* **Given task**: Find each line with the string "grid" and report it.
━━━━━━
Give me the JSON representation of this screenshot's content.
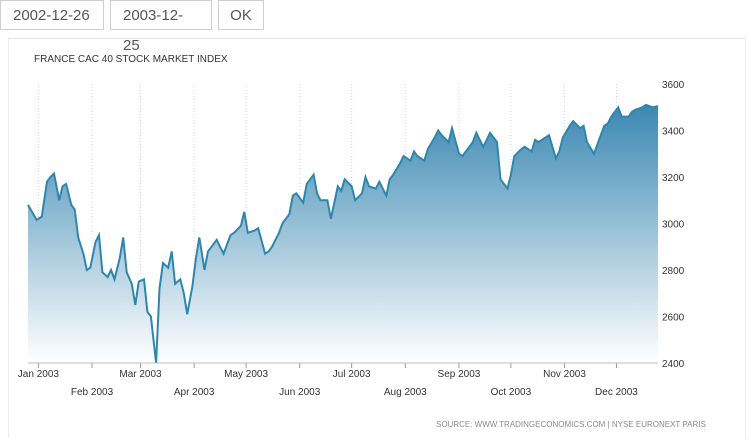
{
  "toolbar": {
    "start_date": "2002-12-26",
    "end_date": "2003-12-25",
    "ok_label": "OK"
  },
  "chart_data": {
    "type": "area",
    "title": "FRANCE CAC 40 STOCK MARKET INDEX",
    "source": "SOURCE: WWW.TRADINGECONOMICS.COM  |  NYSE EURONEXT PARIS",
    "ylim": [
      2400,
      3600
    ],
    "y_ticks": [
      2400,
      2600,
      2800,
      3000,
      3200,
      3400,
      3600
    ],
    "x_ticks": [
      "Jan 2003",
      "Feb 2003",
      "Mar 2003",
      "Apr 2003",
      "May 2003",
      "Jun 2003",
      "Jul 2003",
      "Aug 2003",
      "Sep 2003",
      "Oct 2003",
      "Nov 2003",
      "Dec 2003"
    ],
    "grid": "vertical",
    "colors": {
      "line": "#2f86ad",
      "fill_top": "#3b88b2",
      "fill_bottom": "#ffffff",
      "grid": "#d9d9d9",
      "text": "#333333",
      "source_text": "#8a8a8a"
    },
    "x": [
      "2002-12-26",
      "2002-12-31",
      "2003-01-03",
      "2003-01-06",
      "2003-01-08",
      "2003-01-10",
      "2003-01-13",
      "2003-01-15",
      "2003-01-17",
      "2003-01-20",
      "2003-01-22",
      "2003-01-24",
      "2003-01-27",
      "2003-01-29",
      "2003-01-31",
      "2003-02-03",
      "2003-02-05",
      "2003-02-07",
      "2003-02-10",
      "2003-02-12",
      "2003-02-14",
      "2003-02-17",
      "2003-02-19",
      "2003-02-21",
      "2003-02-24",
      "2003-02-26",
      "2003-02-28",
      "2003-03-03",
      "2003-03-05",
      "2003-03-07",
      "2003-03-10",
      "2003-03-12",
      "2003-03-14",
      "2003-03-17",
      "2003-03-19",
      "2003-03-21",
      "2003-03-24",
      "2003-03-26",
      "2003-03-28",
      "2003-03-31",
      "2003-04-02",
      "2003-04-04",
      "2003-04-07",
      "2003-04-09",
      "2003-04-11",
      "2003-04-14",
      "2003-04-16",
      "2003-04-18",
      "2003-04-22",
      "2003-04-24",
      "2003-04-28",
      "2003-04-30",
      "2003-05-02",
      "2003-05-06",
      "2003-05-08",
      "2003-05-12",
      "2003-05-14",
      "2003-05-16",
      "2003-05-20",
      "2003-05-22",
      "2003-05-26",
      "2003-05-28",
      "2003-05-30",
      "2003-06-03",
      "2003-06-05",
      "2003-06-09",
      "2003-06-11",
      "2003-06-13",
      "2003-06-17",
      "2003-06-19",
      "2003-06-23",
      "2003-06-25",
      "2003-06-27",
      "2003-07-01",
      "2003-07-03",
      "2003-07-07",
      "2003-07-09",
      "2003-07-11",
      "2003-07-15",
      "2003-07-17",
      "2003-07-21",
      "2003-07-23",
      "2003-07-25",
      "2003-07-29",
      "2003-07-31",
      "2003-08-04",
      "2003-08-06",
      "2003-08-08",
      "2003-08-12",
      "2003-08-14",
      "2003-08-18",
      "2003-08-20",
      "2003-08-22",
      "2003-08-26",
      "2003-08-28",
      "2003-09-01",
      "2003-09-03",
      "2003-09-05",
      "2003-09-09",
      "2003-09-11",
      "2003-09-15",
      "2003-09-17",
      "2003-09-19",
      "2003-09-23",
      "2003-09-25",
      "2003-09-29",
      "2003-10-01",
      "2003-10-03",
      "2003-10-07",
      "2003-10-09",
      "2003-10-13",
      "2003-10-15",
      "2003-10-17",
      "2003-10-21",
      "2003-10-23",
      "2003-10-27",
      "2003-10-29",
      "2003-10-31",
      "2003-11-04",
      "2003-11-06",
      "2003-11-10",
      "2003-11-12",
      "2003-11-14",
      "2003-11-18",
      "2003-11-20",
      "2003-11-24",
      "2003-11-26",
      "2003-11-28",
      "2003-12-02",
      "2003-12-04",
      "2003-12-08",
      "2003-12-10",
      "2003-12-12",
      "2003-12-16",
      "2003-12-18",
      "2003-12-22",
      "2003-12-25"
    ],
    "values": [
      3080,
      3015,
      3030,
      3180,
      3200,
      3215,
      3100,
      3160,
      3170,
      3080,
      3060,
      2940,
      2870,
      2800,
      2810,
      2920,
      2950,
      2790,
      2770,
      2800,
      2760,
      2850,
      2940,
      2790,
      2740,
      2650,
      2750,
      2760,
      2620,
      2600,
      2400,
      2720,
      2830,
      2810,
      2880,
      2740,
      2760,
      2700,
      2610,
      2730,
      2850,
      2940,
      2800,
      2880,
      2900,
      2930,
      2900,
      2870,
      2950,
      2960,
      2990,
      3050,
      2960,
      2970,
      2980,
      2870,
      2880,
      2900,
      2960,
      3000,
      3040,
      3120,
      3130,
      3090,
      3170,
      3210,
      3130,
      3100,
      3100,
      3020,
      3160,
      3140,
      3190,
      3160,
      3100,
      3130,
      3200,
      3160,
      3150,
      3180,
      3120,
      3190,
      3210,
      3260,
      3290,
      3270,
      3310,
      3290,
      3270,
      3320,
      3370,
      3400,
      3380,
      3350,
      3410,
      3300,
      3290,
      3310,
      3350,
      3390,
      3330,
      3360,
      3390,
      3350,
      3190,
      3150,
      3210,
      3290,
      3320,
      3330,
      3310,
      3360,
      3350,
      3370,
      3380,
      3280,
      3310,
      3370,
      3420,
      3440,
      3410,
      3420,
      3350,
      3300,
      3340,
      3420,
      3430,
      3460,
      3500,
      3460,
      3460,
      3480,
      3490,
      3500,
      3510,
      3500,
      3505
    ]
  }
}
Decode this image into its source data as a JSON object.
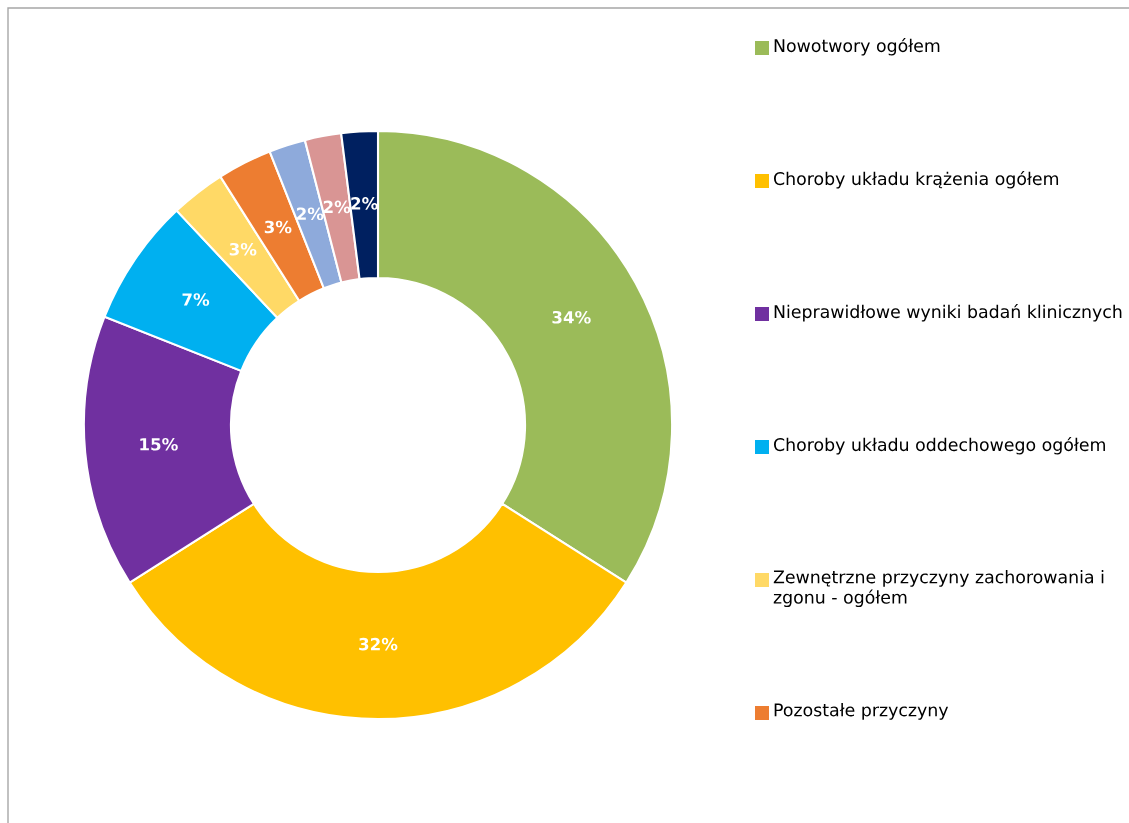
{
  "chart_data": {
    "type": "donut",
    "categories": [
      "Nowotwory ogółem",
      "Choroby układu krążenia ogółem",
      "Nieprawidłowe wyniki badań klinicznych",
      "Choroby układu oddechowego ogółem",
      "Zewnętrzne przyczyny zachorowania i zgonu - ogółem",
      "Pozostałe przyczyny",
      null,
      null,
      null
    ],
    "values": [
      34,
      32,
      15,
      7,
      3,
      3,
      2,
      2,
      2
    ],
    "value_labels": [
      "34%",
      "32%",
      "15%",
      "7%",
      "3%",
      "3%",
      "2%",
      "2%",
      "2%"
    ],
    "colors": [
      "#9bbb59",
      "#ffc000",
      "#7030a0",
      "#00b0f0",
      "#ffd966",
      "#ed7d31",
      "#8eaadb",
      "#d99594",
      "#002060"
    ],
    "legend": "right"
  }
}
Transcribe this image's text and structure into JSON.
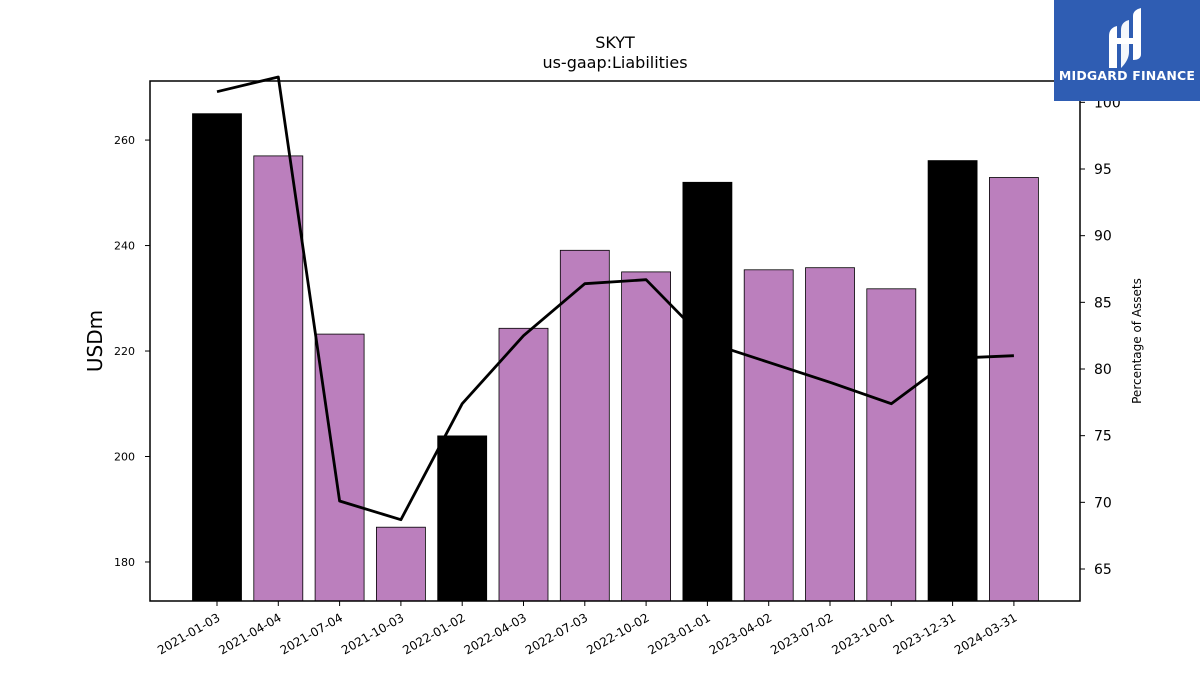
{
  "chart_data": {
    "type": "bar",
    "title": "SKYT",
    "subtitle": "us-gaap:Liabilities",
    "ylabel": "USDm",
    "y2label": "Percentage of Assets",
    "categories": [
      "2021-01-03",
      "2021-04-04",
      "2021-07-04",
      "2021-10-03",
      "2022-01-02",
      "2022-04-03",
      "2022-07-03",
      "2022-10-02",
      "2023-01-01",
      "2023-04-02",
      "2023-07-02",
      "2023-10-01",
      "2023-12-31",
      "2024-03-31"
    ],
    "series": [
      {
        "type": "bar",
        "axis": "left",
        "values": [
          265,
          257,
          223.2,
          186.6,
          203.9,
          224.3,
          239.1,
          235,
          252,
          235.4,
          235.8,
          231.8,
          256.1,
          252.9
        ],
        "colors": [
          "#000000",
          "#bb7fbd",
          "#bb7fbd",
          "#bb7fbd",
          "#000000",
          "#bb7fbd",
          "#bb7fbd",
          "#bb7fbd",
          "#000000",
          "#bb7fbd",
          "#bb7fbd",
          "#bb7fbd",
          "#000000",
          "#bb7fbd"
        ]
      },
      {
        "type": "line",
        "axis": "right",
        "color": "#000000",
        "values": [
          100.8,
          101.9,
          70.1,
          68.7,
          77.4,
          82.5,
          86.4,
          86.7,
          82,
          80.5,
          79,
          77.4,
          80.8,
          81
        ]
      }
    ],
    "ylim": [
      172.6,
      271.2
    ],
    "y2lim": [
      62.6,
      101.6
    ],
    "yticks": [
      180,
      200,
      220,
      240,
      260
    ],
    "y2ticks": [
      65,
      70,
      75,
      80,
      85,
      90,
      95,
      100
    ],
    "grid": false,
    "legend": "none"
  },
  "logo": {
    "text": "MIDGARD FINANCE",
    "icon": "midgard-logo-icon"
  }
}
━━━━━━
* **Solved exercise**:
    "grid": "vertical",
      "grid": "#d9d9d9",
    "grid": false,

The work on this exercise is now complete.